- **EXTRACTED DATA**

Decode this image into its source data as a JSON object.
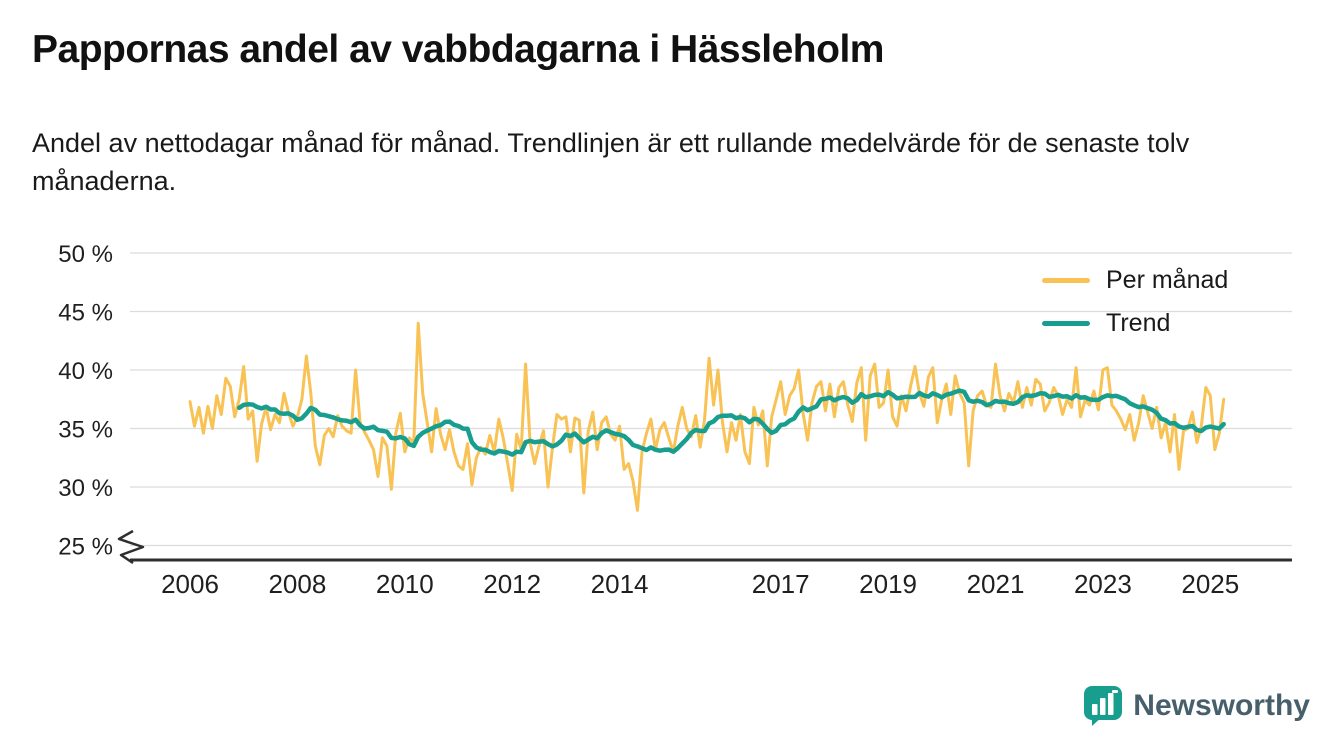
{
  "header": {
    "title": "Pappornas andel av vabbdagarna i Hässleholm",
    "subtitle": "Andel av nettodagar månad för månad. Trendlinjen är ett rullande medelvärde för de senaste tolv månaderna."
  },
  "legend": [
    {
      "label": "Per månad",
      "color": "#F8C255"
    },
    {
      "label": "Trend",
      "color": "#189E8E"
    }
  ],
  "brand": {
    "name": "Newsworthy",
    "icon_color": "#189E8E",
    "text_color": "#465F6B"
  },
  "colors": {
    "gridline": "#dcdcdc",
    "axis": "#2f2f2f",
    "tick_text": "#1f1f1f"
  },
  "chart_data": {
    "type": "line",
    "title": "Pappornas andel av vabbdagarna i Hässleholm",
    "x_start_year": 2006,
    "x_interval_months": 1,
    "ylim": [
      25,
      50
    ],
    "y_ticks": [
      25,
      30,
      35,
      40,
      45,
      50
    ],
    "y_tick_suffix": " %",
    "x_ticks": [
      2006,
      2008,
      2010,
      2012,
      2014,
      2017,
      2019,
      2021,
      2023,
      2025
    ],
    "axis_break": true,
    "grid": true,
    "legend_position": "top-right",
    "series": [
      {
        "name": "Per månad",
        "color": "#F8C255",
        "values": [
          37.3,
          35.2,
          36.8,
          34.6,
          36.9,
          35.0,
          37.8,
          36.2,
          39.3,
          38.6,
          36.0,
          37.5,
          40.3,
          35.8,
          36.5,
          32.2,
          35.4,
          36.8,
          34.9,
          36.2,
          35.5,
          38.0,
          36.4,
          35.2,
          36.0,
          37.5,
          41.2,
          38.0,
          33.5,
          31.9,
          34.4,
          35.0,
          34.3,
          36.1,
          35.2,
          34.8,
          34.6,
          40.0,
          35.5,
          34.7,
          34.0,
          33.2,
          30.9,
          34.2,
          33.5,
          29.8,
          34.6,
          36.3,
          33.0,
          34.2,
          33.8,
          44.0,
          38.0,
          35.5,
          33.0,
          36.7,
          34.5,
          33.2,
          34.9,
          33.0,
          31.8,
          31.5,
          33.7,
          30.2,
          32.5,
          33.4,
          32.8,
          34.4,
          33.0,
          35.8,
          34.2,
          32.0,
          29.7,
          34.5,
          33.2,
          40.5,
          33.8,
          32.0,
          33.5,
          34.8,
          30.0,
          33.4,
          36.2,
          35.8,
          36.0,
          33.0,
          35.9,
          35.7,
          29.5,
          34.8,
          36.4,
          33.2,
          35.5,
          36.0,
          34.5,
          34.0,
          35.2,
          31.5,
          32.0,
          30.5,
          28.0,
          33.0,
          34.6,
          35.8,
          33.2,
          34.9,
          35.5,
          34.2,
          33.0,
          35.2,
          36.8,
          35.0,
          34.3,
          36.1,
          33.4,
          35.8,
          41.0,
          37.0,
          40.0,
          35.5,
          33.0,
          35.5,
          34.0,
          36.2,
          33.0,
          32.0,
          36.8,
          35.3,
          36.5,
          31.8,
          36.0,
          37.5,
          39.0,
          36.2,
          37.8,
          38.4,
          40.0,
          36.3,
          34.0,
          37.2,
          38.6,
          39.0,
          36.5,
          38.8,
          36.0,
          38.5,
          39.0,
          37.0,
          35.6,
          38.9,
          40.2,
          34.0,
          39.5,
          40.5,
          36.8,
          37.2,
          40.0,
          36.0,
          35.2,
          37.8,
          36.5,
          38.6,
          40.3,
          38.0,
          36.9,
          39.4,
          40.2,
          35.5,
          37.5,
          38.8,
          36.2,
          39.5,
          38.0,
          37.2,
          31.8,
          36.5,
          37.8,
          38.2,
          37.0,
          36.8,
          40.5,
          37.8,
          36.5,
          38.0,
          37.2,
          39.0,
          36.8,
          38.5,
          37.0,
          39.2,
          38.8,
          36.5,
          37.2,
          38.5,
          37.8,
          36.2,
          37.5,
          36.8,
          40.2,
          36.0,
          37.4,
          37.0,
          38.2,
          36.6,
          40.0,
          40.2,
          37.0,
          36.5,
          35.8,
          34.9,
          36.2,
          34.0,
          35.5,
          37.8,
          36.4,
          35.0,
          36.8,
          34.2,
          35.5,
          33.0,
          36.2,
          31.5,
          34.8,
          35.0,
          36.4,
          33.8,
          35.2,
          38.5,
          37.8,
          33.2,
          34.6,
          37.5
        ]
      },
      {
        "name": "Trend",
        "color": "#189E8E",
        "derived": "rolling_mean_12_months"
      }
    ]
  }
}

- **WRITTEN INSTRUCTION**
Reproduce all of the data exactly; the pictures do not belong in the copy.

- **COMPLETE ANSWER**
Decode this image into its source data as a JSON object.
{
  "header": {
    "title": "Pappornas andel av vabbdagarna i Hässleholm",
    "subtitle": "Andel av nettodagar månad för månad. Trendlinjen är ett rullande medelvärde för de senaste tolv månaderna."
  },
  "legend": [
    {
      "label": "Per månad",
      "color": "#F8C255"
    },
    {
      "label": "Trend",
      "color": "#189E8E"
    }
  ],
  "brand": {
    "name": "Newsworthy",
    "icon_color": "#189E8E",
    "text_color": "#465F6B"
  },
  "colors": {
    "gridline": "#dcdcdc",
    "axis": "#2f2f2f",
    "tick_text": "#1f1f1f"
  },
  "chart_data": {
    "type": "line",
    "title": "Pappornas andel av vabbdagarna i Hässleholm",
    "x_start_year": 2006,
    "x_interval_months": 1,
    "ylim": [
      25,
      50
    ],
    "y_ticks": [
      25,
      30,
      35,
      40,
      45,
      50
    ],
    "y_tick_suffix": " %",
    "x_ticks": [
      2006,
      2008,
      2010,
      2012,
      2014,
      2017,
      2019,
      2021,
      2023,
      2025
    ],
    "axis_break": true,
    "grid": true,
    "legend_position": "top-right",
    "series": [
      {
        "name": "Per månad",
        "color": "#F8C255",
        "values": [
          37.3,
          35.2,
          36.8,
          34.6,
          36.9,
          35.0,
          37.8,
          36.2,
          39.3,
          38.6,
          36.0,
          37.5,
          40.3,
          35.8,
          36.5,
          32.2,
          35.4,
          36.8,
          34.9,
          36.2,
          35.5,
          38.0,
          36.4,
          35.2,
          36.0,
          37.5,
          41.2,
          38.0,
          33.5,
          31.9,
          34.4,
          35.0,
          34.3,
          36.1,
          35.2,
          34.8,
          34.6,
          40.0,
          35.5,
          34.7,
          34.0,
          33.2,
          30.9,
          34.2,
          33.5,
          29.8,
          34.6,
          36.3,
          33.0,
          34.2,
          33.8,
          44.0,
          38.0,
          35.5,
          33.0,
          36.7,
          34.5,
          33.2,
          34.9,
          33.0,
          31.8,
          31.5,
          33.7,
          30.2,
          32.5,
          33.4,
          32.8,
          34.4,
          33.0,
          35.8,
          34.2,
          32.0,
          29.7,
          34.5,
          33.2,
          40.5,
          33.8,
          32.0,
          33.5,
          34.8,
          30.0,
          33.4,
          36.2,
          35.8,
          36.0,
          33.0,
          35.9,
          35.7,
          29.5,
          34.8,
          36.4,
          33.2,
          35.5,
          36.0,
          34.5,
          34.0,
          35.2,
          31.5,
          32.0,
          30.5,
          28.0,
          33.0,
          34.6,
          35.8,
          33.2,
          34.9,
          35.5,
          34.2,
          33.0,
          35.2,
          36.8,
          35.0,
          34.3,
          36.1,
          33.4,
          35.8,
          41.0,
          37.0,
          40.0,
          35.5,
          33.0,
          35.5,
          34.0,
          36.2,
          33.0,
          32.0,
          36.8,
          35.3,
          36.5,
          31.8,
          36.0,
          37.5,
          39.0,
          36.2,
          37.8,
          38.4,
          40.0,
          36.3,
          34.0,
          37.2,
          38.6,
          39.0,
          36.5,
          38.8,
          36.0,
          38.5,
          39.0,
          37.0,
          35.6,
          38.9,
          40.2,
          34.0,
          39.5,
          40.5,
          36.8,
          37.2,
          40.0,
          36.0,
          35.2,
          37.8,
          36.5,
          38.6,
          40.3,
          38.0,
          36.9,
          39.4,
          40.2,
          35.5,
          37.5,
          38.8,
          36.2,
          39.5,
          38.0,
          37.2,
          31.8,
          36.5,
          37.8,
          38.2,
          37.0,
          36.8,
          40.5,
          37.8,
          36.5,
          38.0,
          37.2,
          39.0,
          36.8,
          38.5,
          37.0,
          39.2,
          38.8,
          36.5,
          37.2,
          38.5,
          37.8,
          36.2,
          37.5,
          36.8,
          40.2,
          36.0,
          37.4,
          37.0,
          38.2,
          36.6,
          40.0,
          40.2,
          37.0,
          36.5,
          35.8,
          34.9,
          36.2,
          34.0,
          35.5,
          37.8,
          36.4,
          35.0,
          36.8,
          34.2,
          35.5,
          33.0,
          36.2,
          31.5,
          34.8,
          35.0,
          36.4,
          33.8,
          35.2,
          38.5,
          37.8,
          33.2,
          34.6,
          37.5
        ]
      },
      {
        "name": "Trend",
        "color": "#189E8E",
        "derived": "rolling_mean_12_months"
      }
    ]
  }
}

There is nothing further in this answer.